WORK INSTRUCTIONS: Leave out the pictures; transcribe all else exactly.

[start]

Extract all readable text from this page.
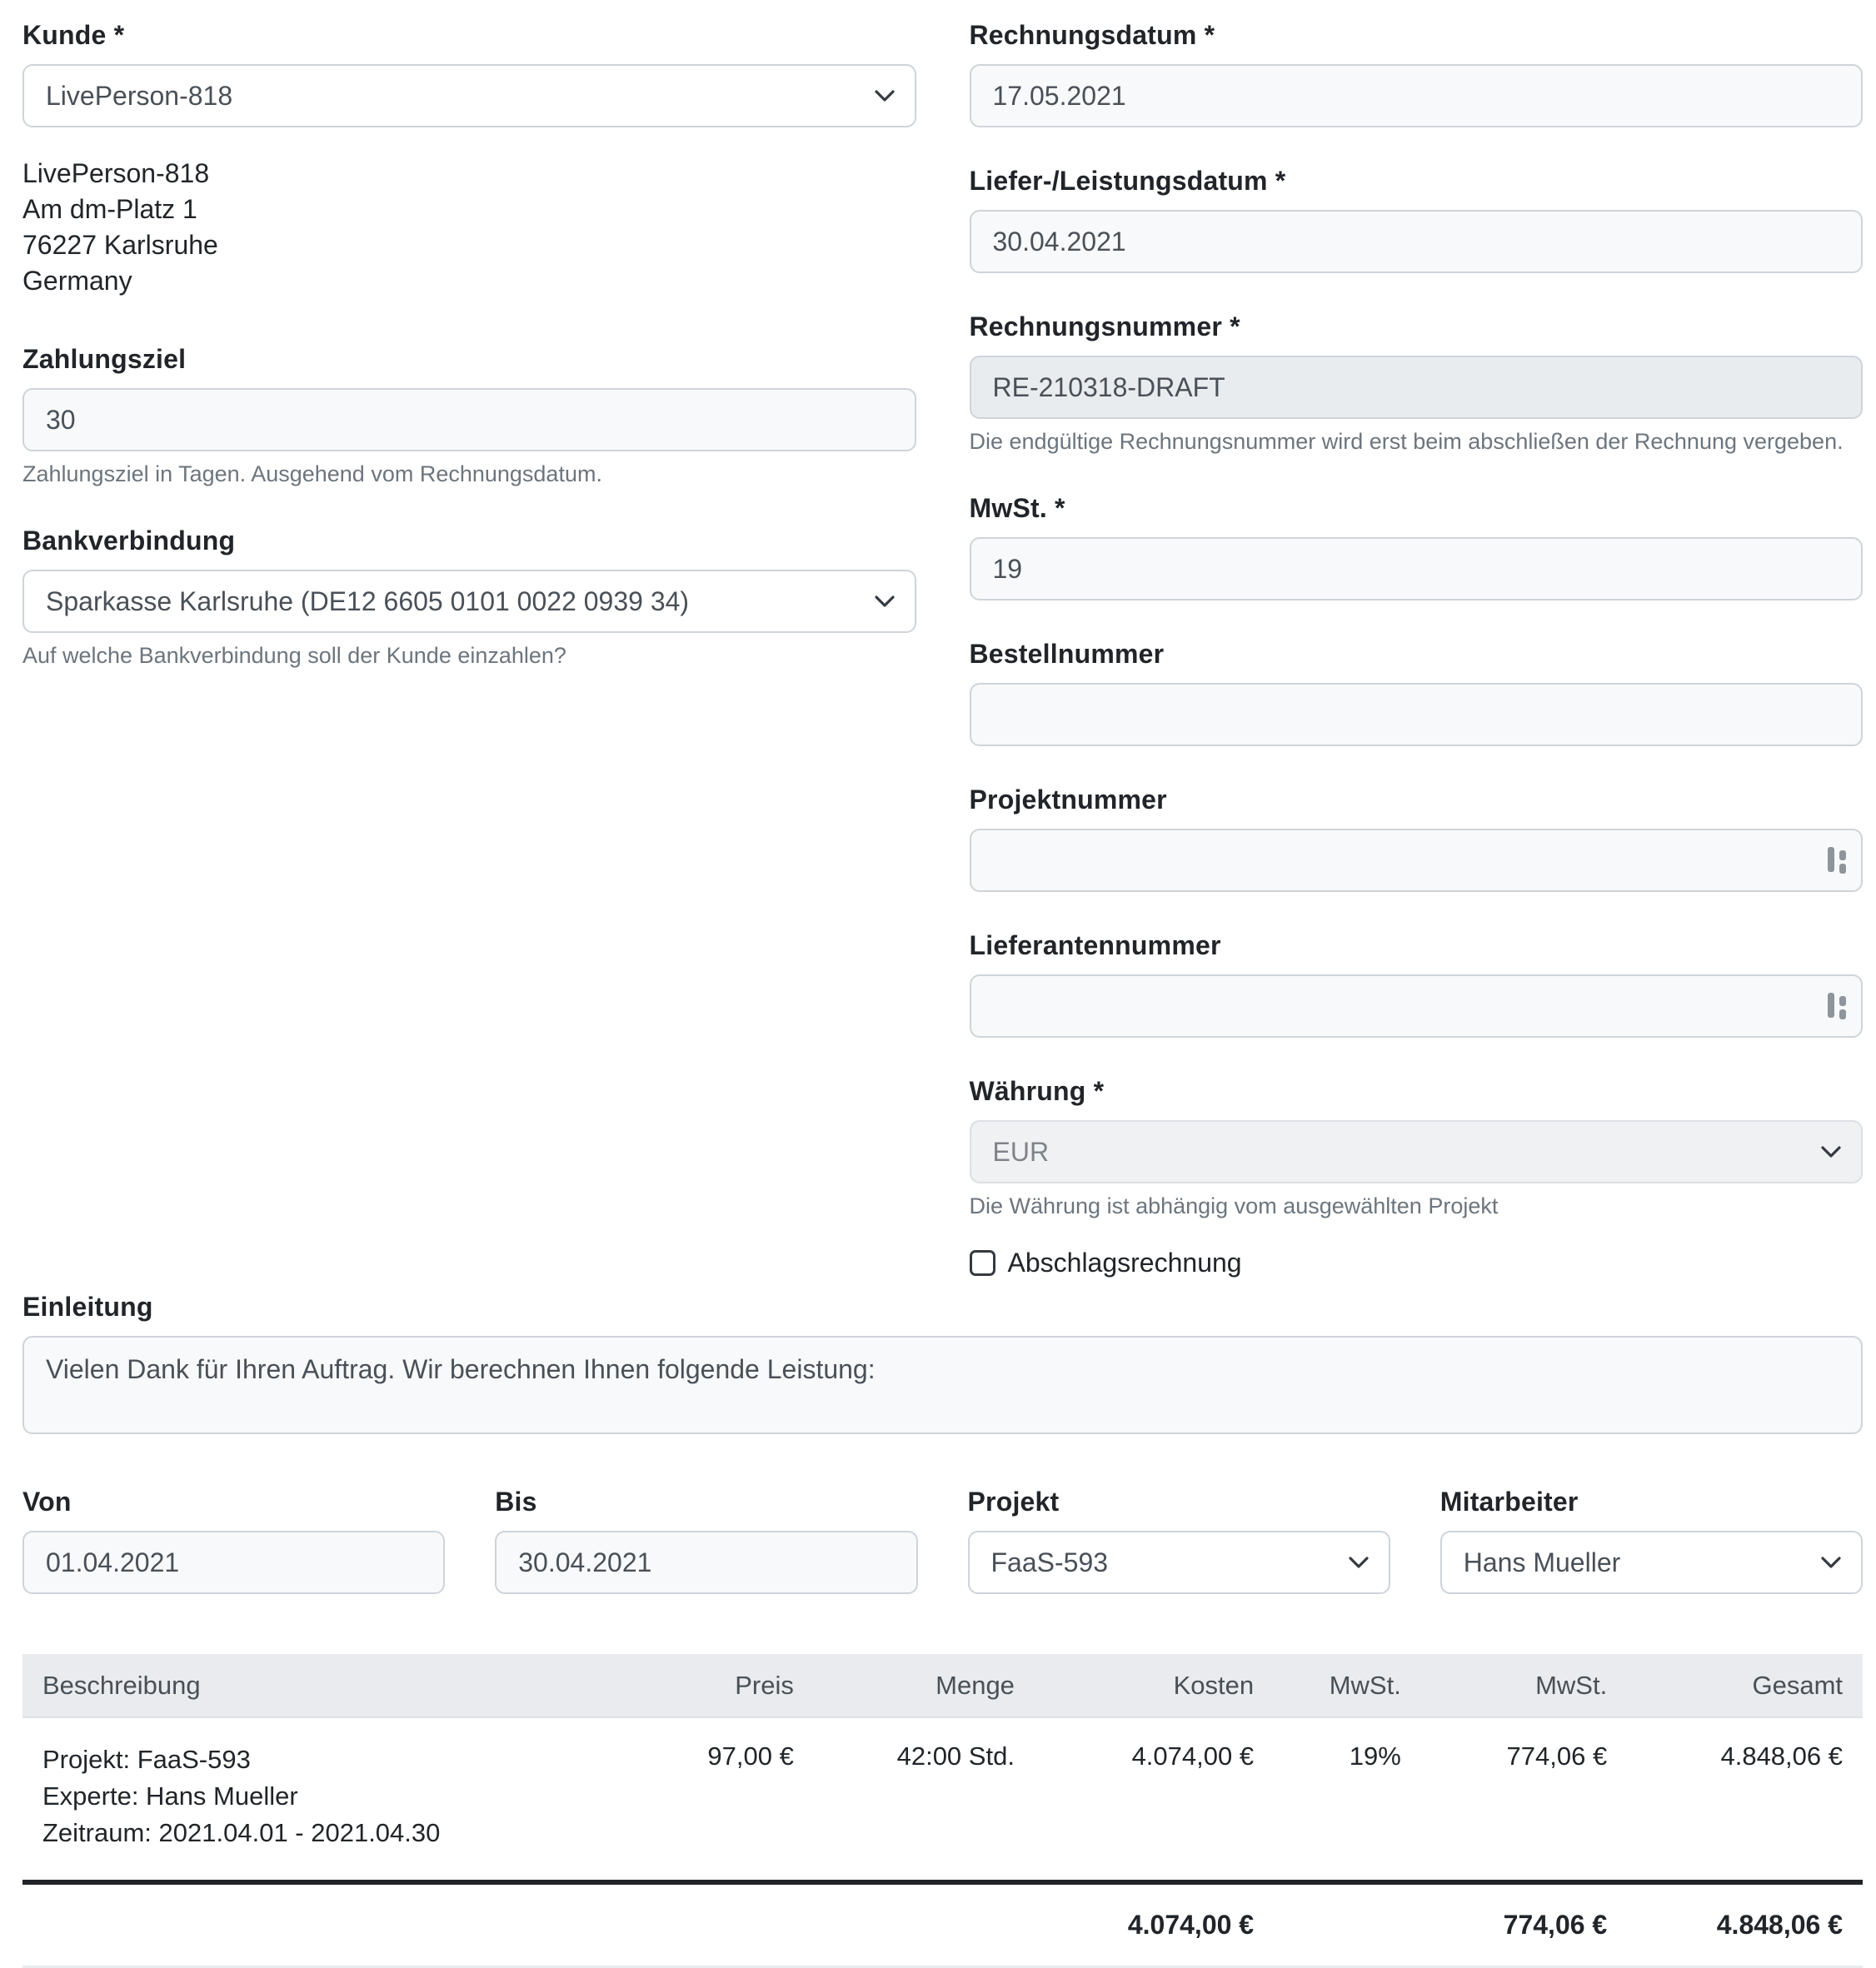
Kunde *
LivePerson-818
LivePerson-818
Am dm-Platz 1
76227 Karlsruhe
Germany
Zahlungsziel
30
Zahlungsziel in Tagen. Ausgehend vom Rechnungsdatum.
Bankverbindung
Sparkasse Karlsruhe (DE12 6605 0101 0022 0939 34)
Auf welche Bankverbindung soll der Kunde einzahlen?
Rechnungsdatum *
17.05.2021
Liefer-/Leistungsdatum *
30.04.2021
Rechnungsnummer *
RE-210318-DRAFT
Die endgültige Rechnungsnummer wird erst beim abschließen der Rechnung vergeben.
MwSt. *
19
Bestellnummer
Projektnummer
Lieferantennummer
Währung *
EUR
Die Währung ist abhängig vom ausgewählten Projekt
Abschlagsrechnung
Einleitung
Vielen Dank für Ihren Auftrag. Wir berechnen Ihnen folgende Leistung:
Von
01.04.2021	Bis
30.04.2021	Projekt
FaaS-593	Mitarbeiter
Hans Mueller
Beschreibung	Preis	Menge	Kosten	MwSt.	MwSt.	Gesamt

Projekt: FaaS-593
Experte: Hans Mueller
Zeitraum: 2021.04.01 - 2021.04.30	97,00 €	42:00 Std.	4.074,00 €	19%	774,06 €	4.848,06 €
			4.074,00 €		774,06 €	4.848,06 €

[end]

RESPONSE:
Extract all readable text from this page.
Kunde *
LivePerson-818
LivePerson-818
Am dm-Platz 1
76227 Karlsruhe
Germany
Zahlungsziel
30
Zahlungsziel in Tagen. Ausgehend vom Rechnungsdatum.
Bankverbindung
Sparkasse Karlsruhe (DE12 6605 0101 0022 0939 34)
Auf welche Bankverbindung soll der Kunde einzahlen?
Rechnungsdatum *
17.05.2021
Liefer-/Leistungsdatum *
30.04.2021
Rechnungsnummer *
RE-210318-DRAFT
Die endgültige Rechnungsnummer wird erst beim abschließen der Rechnung vergeben.
MwSt. *
19
Bestellnummer
Projektnummer
Lieferantennummer
Währung *
EUR
Die Währung ist abhängig vom ausgewählten Projekt
Abschlagsrechnung
Einleitung
Vielen Dank für Ihren Auftrag. Wir berechnen Ihnen folgende Leistung:
Von
01.04.2021	Bis
30.04.2021	Projekt
FaaS-593	Mitarbeiter
Hans Mueller
Beschreibung	Preis	Menge	Kosten	MwSt.	MwSt.	Gesamt

Projekt: FaaS-593
Experte: Hans Mueller
Zeitraum: 2021.04.01 - 2021.04.30	97,00 €	42:00 Std.	4.074,00 €	19%	774,06 €	4.848,06 €
			4.074,00 €		774,06 €	4.848,06 €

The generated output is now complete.